[BEGIN SUPPLIED INFORMATION]

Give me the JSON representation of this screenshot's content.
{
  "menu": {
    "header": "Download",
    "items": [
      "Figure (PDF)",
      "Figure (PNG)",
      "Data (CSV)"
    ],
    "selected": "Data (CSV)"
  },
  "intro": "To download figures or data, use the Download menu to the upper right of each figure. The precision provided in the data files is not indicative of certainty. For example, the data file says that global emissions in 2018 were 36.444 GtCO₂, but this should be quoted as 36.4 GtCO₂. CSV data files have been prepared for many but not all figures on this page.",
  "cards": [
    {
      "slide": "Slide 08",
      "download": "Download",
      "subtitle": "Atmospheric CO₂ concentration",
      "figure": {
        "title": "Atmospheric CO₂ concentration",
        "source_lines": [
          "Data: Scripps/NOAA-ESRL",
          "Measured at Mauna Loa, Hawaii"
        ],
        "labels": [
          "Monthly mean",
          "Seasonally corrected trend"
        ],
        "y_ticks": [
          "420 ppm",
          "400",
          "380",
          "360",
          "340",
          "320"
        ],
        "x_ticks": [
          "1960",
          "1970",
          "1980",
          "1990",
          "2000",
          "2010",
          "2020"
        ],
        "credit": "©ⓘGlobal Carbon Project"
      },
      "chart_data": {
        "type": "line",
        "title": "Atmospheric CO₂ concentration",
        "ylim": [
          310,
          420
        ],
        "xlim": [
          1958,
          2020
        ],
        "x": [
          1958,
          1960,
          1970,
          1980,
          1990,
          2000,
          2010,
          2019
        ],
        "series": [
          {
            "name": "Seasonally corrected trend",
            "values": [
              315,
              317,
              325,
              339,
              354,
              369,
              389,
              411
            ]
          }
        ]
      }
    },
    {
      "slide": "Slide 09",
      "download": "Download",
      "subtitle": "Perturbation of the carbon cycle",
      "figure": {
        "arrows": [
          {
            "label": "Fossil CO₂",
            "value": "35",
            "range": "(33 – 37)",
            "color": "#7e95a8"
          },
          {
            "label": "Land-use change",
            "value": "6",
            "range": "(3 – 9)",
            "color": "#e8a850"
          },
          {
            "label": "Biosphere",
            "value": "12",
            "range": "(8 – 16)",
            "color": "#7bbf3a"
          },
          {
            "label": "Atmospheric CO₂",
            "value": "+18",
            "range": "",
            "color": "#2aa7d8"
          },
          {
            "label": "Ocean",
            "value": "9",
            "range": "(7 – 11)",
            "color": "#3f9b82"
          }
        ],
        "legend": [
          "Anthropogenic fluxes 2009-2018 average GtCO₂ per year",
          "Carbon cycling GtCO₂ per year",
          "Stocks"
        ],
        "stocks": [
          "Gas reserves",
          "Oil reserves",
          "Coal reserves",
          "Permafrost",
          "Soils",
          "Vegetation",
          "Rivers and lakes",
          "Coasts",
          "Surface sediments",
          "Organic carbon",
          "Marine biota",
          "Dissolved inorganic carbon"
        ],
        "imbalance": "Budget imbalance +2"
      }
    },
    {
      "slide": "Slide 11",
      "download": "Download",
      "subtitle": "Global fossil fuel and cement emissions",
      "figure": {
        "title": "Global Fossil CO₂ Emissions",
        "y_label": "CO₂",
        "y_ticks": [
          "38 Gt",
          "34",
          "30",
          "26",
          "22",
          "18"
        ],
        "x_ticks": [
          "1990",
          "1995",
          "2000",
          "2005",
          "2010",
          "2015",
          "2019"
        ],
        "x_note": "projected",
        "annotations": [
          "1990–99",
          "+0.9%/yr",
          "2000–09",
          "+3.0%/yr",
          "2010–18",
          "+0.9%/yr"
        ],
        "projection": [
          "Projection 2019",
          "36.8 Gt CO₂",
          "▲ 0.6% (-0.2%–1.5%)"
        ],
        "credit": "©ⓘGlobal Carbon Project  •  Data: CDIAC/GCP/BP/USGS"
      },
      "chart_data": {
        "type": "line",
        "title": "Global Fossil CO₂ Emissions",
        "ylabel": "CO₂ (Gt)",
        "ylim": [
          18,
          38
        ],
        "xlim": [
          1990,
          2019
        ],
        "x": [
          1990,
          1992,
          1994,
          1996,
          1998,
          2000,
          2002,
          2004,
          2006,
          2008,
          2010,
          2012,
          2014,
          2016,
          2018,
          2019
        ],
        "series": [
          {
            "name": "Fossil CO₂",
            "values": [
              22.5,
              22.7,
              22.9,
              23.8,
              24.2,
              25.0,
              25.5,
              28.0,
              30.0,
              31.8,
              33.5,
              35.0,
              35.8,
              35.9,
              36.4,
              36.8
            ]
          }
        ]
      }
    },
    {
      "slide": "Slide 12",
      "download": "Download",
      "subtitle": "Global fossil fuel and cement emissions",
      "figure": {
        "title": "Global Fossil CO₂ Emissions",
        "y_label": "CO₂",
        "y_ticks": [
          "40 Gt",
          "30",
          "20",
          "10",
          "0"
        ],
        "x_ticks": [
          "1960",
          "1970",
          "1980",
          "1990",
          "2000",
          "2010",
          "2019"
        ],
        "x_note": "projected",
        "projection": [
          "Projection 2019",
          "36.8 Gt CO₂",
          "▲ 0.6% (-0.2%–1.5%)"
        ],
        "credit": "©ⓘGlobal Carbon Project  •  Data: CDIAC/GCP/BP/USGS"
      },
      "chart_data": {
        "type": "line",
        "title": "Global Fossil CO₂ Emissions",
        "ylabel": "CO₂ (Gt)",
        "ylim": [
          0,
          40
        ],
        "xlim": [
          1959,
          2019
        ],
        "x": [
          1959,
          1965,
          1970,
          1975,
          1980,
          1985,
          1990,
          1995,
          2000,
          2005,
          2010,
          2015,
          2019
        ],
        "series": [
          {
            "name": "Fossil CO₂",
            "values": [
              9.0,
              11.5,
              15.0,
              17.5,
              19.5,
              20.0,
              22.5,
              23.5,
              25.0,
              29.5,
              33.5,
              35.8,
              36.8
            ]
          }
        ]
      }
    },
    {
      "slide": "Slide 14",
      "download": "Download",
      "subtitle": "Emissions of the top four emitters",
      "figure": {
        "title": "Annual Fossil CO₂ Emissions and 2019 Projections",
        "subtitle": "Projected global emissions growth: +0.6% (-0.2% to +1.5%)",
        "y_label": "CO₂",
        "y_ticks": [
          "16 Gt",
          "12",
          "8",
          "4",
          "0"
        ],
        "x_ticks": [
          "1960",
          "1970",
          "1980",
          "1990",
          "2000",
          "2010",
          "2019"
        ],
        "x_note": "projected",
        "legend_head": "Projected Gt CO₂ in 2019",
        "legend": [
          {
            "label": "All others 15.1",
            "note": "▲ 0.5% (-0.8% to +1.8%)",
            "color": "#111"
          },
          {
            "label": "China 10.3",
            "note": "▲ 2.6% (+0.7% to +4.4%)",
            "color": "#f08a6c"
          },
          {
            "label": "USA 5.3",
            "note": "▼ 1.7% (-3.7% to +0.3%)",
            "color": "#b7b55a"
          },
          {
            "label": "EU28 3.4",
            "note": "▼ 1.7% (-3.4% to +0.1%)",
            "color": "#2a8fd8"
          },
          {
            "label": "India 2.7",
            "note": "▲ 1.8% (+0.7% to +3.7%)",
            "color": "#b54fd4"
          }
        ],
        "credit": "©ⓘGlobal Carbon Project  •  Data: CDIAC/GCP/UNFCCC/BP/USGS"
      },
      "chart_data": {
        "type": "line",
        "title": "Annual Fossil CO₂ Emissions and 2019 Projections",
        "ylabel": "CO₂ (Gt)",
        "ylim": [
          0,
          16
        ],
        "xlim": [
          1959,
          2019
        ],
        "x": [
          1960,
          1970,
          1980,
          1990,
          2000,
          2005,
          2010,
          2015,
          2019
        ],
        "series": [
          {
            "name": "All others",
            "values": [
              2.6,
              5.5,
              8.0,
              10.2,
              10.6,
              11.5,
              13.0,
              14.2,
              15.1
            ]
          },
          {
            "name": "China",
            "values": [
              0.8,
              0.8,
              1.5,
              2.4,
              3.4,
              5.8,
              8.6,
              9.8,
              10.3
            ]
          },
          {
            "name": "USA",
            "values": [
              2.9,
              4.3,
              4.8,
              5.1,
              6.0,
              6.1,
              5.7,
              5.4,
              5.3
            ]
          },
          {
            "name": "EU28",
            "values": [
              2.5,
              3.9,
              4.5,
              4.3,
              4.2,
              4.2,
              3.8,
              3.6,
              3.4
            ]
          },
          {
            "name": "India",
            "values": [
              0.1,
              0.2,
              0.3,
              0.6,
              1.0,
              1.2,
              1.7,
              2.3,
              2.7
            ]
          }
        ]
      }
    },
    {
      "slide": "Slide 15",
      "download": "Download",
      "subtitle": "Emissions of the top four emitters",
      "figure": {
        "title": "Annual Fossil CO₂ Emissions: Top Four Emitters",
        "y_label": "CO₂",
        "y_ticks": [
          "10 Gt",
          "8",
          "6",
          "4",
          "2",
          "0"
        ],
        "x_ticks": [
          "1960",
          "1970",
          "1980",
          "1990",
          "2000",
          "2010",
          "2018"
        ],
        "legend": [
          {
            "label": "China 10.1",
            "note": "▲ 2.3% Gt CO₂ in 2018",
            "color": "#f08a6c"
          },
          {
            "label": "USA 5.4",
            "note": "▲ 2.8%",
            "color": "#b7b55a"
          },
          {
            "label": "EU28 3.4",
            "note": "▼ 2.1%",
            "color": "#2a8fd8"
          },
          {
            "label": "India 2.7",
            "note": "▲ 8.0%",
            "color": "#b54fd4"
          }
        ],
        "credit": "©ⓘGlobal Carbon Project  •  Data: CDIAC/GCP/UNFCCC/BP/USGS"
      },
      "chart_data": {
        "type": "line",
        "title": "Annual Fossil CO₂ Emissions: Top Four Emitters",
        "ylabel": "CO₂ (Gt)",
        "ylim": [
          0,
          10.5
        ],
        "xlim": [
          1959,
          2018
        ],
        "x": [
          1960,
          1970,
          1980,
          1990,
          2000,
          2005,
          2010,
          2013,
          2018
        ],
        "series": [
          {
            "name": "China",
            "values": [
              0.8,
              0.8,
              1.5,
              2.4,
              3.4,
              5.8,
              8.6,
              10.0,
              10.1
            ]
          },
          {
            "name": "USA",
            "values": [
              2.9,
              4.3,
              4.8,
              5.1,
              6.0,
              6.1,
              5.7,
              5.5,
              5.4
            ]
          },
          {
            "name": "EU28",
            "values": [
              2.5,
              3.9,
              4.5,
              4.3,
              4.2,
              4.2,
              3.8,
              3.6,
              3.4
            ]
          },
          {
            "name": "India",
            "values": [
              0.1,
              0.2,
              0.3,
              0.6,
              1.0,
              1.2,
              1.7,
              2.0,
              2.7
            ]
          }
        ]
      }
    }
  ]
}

[END SUPPLIED INFORMATION]

▶ _SHORT EXERCISE_:
From the entries above, copy each line holding "China".

▶ _WRITTEN RESPONSE_:
            "label": "China 10.3",
            "name": "China",
            "label": "China 10.1",
            "name": "China",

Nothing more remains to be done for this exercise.